● **PROBLEM DETAILS**
Print the complete set of entries exactly.

● **EXTRACTED RECORDS**
** START **
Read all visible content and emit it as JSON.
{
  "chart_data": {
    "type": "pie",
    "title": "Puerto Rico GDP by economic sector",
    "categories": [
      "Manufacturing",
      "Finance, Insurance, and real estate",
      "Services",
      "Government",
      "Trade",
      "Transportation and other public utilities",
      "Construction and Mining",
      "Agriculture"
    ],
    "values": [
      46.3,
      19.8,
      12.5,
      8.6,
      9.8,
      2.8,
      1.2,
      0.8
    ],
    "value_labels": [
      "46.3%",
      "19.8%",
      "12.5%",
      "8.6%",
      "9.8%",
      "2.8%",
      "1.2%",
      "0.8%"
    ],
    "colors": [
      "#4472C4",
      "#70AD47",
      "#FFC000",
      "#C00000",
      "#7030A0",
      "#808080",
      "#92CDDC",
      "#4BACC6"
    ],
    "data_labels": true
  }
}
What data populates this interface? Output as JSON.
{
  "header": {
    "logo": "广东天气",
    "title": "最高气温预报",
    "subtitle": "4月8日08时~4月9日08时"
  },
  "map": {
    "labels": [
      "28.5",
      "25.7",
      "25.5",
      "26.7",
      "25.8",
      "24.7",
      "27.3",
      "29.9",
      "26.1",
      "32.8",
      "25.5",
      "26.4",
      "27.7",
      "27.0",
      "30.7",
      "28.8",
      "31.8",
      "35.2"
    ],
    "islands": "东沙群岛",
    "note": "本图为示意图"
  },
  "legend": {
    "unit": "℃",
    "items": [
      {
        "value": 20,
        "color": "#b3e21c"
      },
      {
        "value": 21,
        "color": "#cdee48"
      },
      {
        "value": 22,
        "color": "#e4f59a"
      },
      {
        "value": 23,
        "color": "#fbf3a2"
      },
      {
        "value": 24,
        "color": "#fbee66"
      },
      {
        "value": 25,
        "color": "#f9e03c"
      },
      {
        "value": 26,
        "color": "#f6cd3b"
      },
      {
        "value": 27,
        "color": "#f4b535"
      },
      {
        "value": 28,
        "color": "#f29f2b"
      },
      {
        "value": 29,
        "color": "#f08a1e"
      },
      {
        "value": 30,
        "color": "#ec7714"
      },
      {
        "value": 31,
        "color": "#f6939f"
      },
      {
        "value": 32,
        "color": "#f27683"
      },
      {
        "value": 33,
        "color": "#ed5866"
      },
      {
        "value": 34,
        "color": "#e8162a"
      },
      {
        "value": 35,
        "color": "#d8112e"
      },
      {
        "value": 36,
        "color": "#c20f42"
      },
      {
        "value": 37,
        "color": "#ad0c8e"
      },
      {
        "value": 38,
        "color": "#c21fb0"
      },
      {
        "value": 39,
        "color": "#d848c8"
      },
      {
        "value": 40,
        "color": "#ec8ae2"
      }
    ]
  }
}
** END **
● **OUTPUT OF THE EXERCISE**
Read all visible content and emit it as JSON.
{
  "chart_data": {
    "type": "pie",
    "title": "Puerto Rico GDP by economic sector",
    "categories": [
      "Manufacturing",
      "Finance, Insurance, and real estate",
      "Services",
      "Government",
      "Trade",
      "Transportation and other public utilities",
      "Construction and Mining",
      "Agriculture"
    ],
    "values": [
      46.3,
      19.8,
      12.5,
      8.6,
      9.8,
      2.8,
      1.2,
      0.8
    ],
    "value_labels": [
      "46.3%",
      "19.8%",
      "12.5%",
      "8.6%",
      "9.8%",
      "2.8%",
      "1.2%",
      "0.8%"
    ],
    "colors": [
      "#4472C4",
      "#70AD47",
      "#FFC000",
      "#C00000",
      "#7030A0",
      "#808080",
      "#92CDDC",
      "#4BACC6"
    ],
    "data_labels": true
  }
}
What data populates this interface? Output as JSON.
{
  "header": {
    "logo": "广东天气",
    "title": "最高气温预报",
    "subtitle": "4月8日08时~4月9日08时"
  },
  "map": {
    "labels": [
      "28.5",
      "25.7",
      "25.5",
      "26.7",
      "25.8",
      "24.7",
      "27.3",
      "29.9",
      "26.1",
      "32.8",
      "25.5",
      "26.4",
      "27.7",
      "27.0",
      "30.7",
      "28.8",
      "31.8",
      "35.2"
    ],
    "islands": "东沙群岛",
    "note": "本图为示意图"
  },
  "legend": {
    "unit": "℃",
    "items": [
      {
        "value": 20,
        "color": "#b3e21c"
      },
      {
        "value": 21,
        "color": "#cdee48"
      },
      {
        "value": 22,
        "color": "#e4f59a"
      },
      {
        "value": 23,
        "color": "#fbf3a2"
      },
      {
        "value": 24,
        "color": "#fbee66"
      },
      {
        "value": 25,
        "color": "#f9e03c"
      },
      {
        "value": 26,
        "color": "#f6cd3b"
      },
      {
        "value": 27,
        "color": "#f4b535"
      },
      {
        "value": 28,
        "color": "#f29f2b"
      },
      {
        "value": 29,
        "color": "#f08a1e"
      },
      {
        "value": 30,
        "color": "#ec7714"
      },
      {
        "value": 31,
        "color": "#f6939f"
      },
      {
        "value": 32,
        "color": "#f27683"
      },
      {
        "value": 33,
        "color": "#ed5866"
      },
      {
        "value": 34,
        "color": "#e8162a"
      },
      {
        "value": 35,
        "color": "#d8112e"
      },
      {
        "value": 36,
        "color": "#c20f42"
      },
      {
        "value": 37,
        "color": "#ad0c8e"
      },
      {
        "value": 38,
        "color": "#c21fb0"
      },
      {
        "value": 39,
        "color": "#d848c8"
      },
      {
        "value": 40,
        "color": "#ec8ae2"
      }
    ]
  }
}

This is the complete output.